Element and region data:
^^^^
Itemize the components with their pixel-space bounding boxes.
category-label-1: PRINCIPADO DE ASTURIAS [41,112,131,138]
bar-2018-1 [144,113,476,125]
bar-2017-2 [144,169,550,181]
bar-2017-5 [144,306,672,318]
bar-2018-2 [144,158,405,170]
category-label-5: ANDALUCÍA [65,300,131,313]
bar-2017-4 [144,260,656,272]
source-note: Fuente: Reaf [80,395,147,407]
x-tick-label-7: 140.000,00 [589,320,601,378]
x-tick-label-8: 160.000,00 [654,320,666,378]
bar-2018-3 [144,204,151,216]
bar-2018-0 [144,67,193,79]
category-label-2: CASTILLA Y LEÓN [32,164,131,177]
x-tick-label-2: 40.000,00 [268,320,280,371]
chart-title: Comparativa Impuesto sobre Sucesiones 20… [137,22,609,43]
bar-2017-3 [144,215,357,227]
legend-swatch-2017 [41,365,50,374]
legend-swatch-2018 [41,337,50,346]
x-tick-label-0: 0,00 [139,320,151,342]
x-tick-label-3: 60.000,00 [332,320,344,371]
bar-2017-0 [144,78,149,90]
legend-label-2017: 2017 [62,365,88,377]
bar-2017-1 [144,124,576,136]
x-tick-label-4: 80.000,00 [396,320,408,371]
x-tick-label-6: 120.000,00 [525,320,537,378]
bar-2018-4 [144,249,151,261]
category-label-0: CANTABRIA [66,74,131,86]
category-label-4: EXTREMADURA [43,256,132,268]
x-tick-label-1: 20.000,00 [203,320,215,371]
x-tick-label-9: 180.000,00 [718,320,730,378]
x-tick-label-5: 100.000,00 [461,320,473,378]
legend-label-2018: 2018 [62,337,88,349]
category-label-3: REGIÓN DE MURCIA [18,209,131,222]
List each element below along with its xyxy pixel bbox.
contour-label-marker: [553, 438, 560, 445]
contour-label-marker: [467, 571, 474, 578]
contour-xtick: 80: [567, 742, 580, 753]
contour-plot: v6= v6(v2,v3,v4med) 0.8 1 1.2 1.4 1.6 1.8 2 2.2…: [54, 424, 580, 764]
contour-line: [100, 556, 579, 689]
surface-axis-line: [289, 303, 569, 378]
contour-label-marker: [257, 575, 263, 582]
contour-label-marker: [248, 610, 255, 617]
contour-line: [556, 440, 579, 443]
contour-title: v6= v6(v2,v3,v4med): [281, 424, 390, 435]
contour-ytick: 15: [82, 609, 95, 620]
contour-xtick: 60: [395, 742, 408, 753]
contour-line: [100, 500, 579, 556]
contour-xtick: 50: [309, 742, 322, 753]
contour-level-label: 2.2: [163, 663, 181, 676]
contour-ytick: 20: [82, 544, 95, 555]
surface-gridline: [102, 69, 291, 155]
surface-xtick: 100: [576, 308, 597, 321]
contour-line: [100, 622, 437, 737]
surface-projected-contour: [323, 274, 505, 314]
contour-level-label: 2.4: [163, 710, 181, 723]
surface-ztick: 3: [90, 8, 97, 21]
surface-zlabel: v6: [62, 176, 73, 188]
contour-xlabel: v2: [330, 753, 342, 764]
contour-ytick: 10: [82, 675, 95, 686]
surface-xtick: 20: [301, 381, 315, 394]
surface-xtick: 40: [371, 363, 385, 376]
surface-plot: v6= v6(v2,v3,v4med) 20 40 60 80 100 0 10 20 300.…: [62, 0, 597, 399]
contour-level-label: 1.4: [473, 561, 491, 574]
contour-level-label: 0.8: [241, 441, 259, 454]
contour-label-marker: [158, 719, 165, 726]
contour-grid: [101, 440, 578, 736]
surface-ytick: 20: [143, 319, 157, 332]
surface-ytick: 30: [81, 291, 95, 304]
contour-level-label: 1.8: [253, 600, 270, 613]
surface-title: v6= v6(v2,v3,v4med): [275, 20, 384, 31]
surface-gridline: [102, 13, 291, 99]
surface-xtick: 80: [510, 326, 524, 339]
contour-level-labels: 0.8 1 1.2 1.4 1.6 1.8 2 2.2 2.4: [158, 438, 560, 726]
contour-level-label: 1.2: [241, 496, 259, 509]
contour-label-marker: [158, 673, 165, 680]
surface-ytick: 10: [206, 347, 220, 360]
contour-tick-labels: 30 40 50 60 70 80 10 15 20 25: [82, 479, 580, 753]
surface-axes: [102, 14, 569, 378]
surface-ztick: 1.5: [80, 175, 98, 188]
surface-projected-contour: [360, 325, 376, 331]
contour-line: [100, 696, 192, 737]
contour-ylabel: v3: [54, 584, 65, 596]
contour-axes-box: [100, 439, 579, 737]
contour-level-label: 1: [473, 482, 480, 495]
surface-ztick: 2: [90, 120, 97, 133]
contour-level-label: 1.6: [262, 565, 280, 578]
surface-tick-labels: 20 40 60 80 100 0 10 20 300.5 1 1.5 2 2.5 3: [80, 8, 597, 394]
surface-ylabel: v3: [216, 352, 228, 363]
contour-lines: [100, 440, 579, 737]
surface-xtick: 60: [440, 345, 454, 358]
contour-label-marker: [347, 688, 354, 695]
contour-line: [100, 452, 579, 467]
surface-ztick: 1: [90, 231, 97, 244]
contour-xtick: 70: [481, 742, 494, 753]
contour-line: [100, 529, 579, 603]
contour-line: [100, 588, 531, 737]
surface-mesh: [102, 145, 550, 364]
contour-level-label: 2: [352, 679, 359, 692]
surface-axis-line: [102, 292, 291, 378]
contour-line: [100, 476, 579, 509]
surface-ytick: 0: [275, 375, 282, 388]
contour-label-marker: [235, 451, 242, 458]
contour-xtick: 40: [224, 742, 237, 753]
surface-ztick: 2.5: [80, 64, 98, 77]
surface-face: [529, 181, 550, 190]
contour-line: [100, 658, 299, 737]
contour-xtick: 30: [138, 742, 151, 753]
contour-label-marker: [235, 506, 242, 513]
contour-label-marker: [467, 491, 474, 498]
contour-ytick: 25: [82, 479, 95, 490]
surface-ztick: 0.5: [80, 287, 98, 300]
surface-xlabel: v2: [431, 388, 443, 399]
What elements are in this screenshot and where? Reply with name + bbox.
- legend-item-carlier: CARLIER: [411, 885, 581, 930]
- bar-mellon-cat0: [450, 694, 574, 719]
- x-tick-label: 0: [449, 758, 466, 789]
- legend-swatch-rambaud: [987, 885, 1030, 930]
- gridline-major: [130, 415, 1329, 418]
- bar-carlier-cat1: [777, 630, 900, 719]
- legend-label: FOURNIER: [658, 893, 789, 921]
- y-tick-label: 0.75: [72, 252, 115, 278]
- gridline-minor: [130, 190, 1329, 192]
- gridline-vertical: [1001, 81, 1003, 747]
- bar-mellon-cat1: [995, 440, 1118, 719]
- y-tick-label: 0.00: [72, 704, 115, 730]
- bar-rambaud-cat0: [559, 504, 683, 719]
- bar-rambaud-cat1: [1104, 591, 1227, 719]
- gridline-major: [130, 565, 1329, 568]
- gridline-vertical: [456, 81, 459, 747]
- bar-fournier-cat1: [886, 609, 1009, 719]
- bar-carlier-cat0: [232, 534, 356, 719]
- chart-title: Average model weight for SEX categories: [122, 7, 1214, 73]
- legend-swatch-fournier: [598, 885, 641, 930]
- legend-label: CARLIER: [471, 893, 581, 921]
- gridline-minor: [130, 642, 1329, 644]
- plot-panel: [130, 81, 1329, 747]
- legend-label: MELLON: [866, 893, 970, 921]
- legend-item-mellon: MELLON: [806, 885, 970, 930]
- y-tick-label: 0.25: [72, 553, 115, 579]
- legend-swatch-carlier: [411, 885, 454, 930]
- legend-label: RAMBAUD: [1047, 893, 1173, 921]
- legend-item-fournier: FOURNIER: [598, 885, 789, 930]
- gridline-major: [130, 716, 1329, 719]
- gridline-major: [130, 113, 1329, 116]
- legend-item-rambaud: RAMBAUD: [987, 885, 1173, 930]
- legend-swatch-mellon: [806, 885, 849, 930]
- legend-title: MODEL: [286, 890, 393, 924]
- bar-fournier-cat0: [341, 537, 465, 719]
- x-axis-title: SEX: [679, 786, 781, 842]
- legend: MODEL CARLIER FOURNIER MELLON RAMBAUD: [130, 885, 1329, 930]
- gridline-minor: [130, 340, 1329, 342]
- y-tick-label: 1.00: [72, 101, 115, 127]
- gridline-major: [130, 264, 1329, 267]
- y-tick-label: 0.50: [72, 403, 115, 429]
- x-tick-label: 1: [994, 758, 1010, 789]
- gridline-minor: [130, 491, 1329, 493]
^^^^
**Goal**
Convert the entries from the start through the line containing "source-note: Fuente: Reaf [80,395,147,407]" into a Markdown table with the columns Row and Line text. Include both ends, and leave out any blank lines.

**Reply**
| Row | Line text |
|---|---|
| 1 | Itemize the components with their pixel-space bounding boxes. |
| 2 | category-label-1: PRINCIPADO DE ASTURIAS [41,112,131,138] |
| 3 | bar-2018-1 [144,113,476,125] |
| 4 | bar-2017-2 [144,169,550,181] |
| 5 | bar-2017-5 [144,306,672,318] |
| 6 | bar-2018-2 [144,158,405,170] |
| 7 | category-label-5: ANDALUCÍA [65,300,131,313] |
| 8 | bar-2017-4 [144,260,656,272] |
| 9 | source-note: Fuente: Reaf [80,395,147,407] |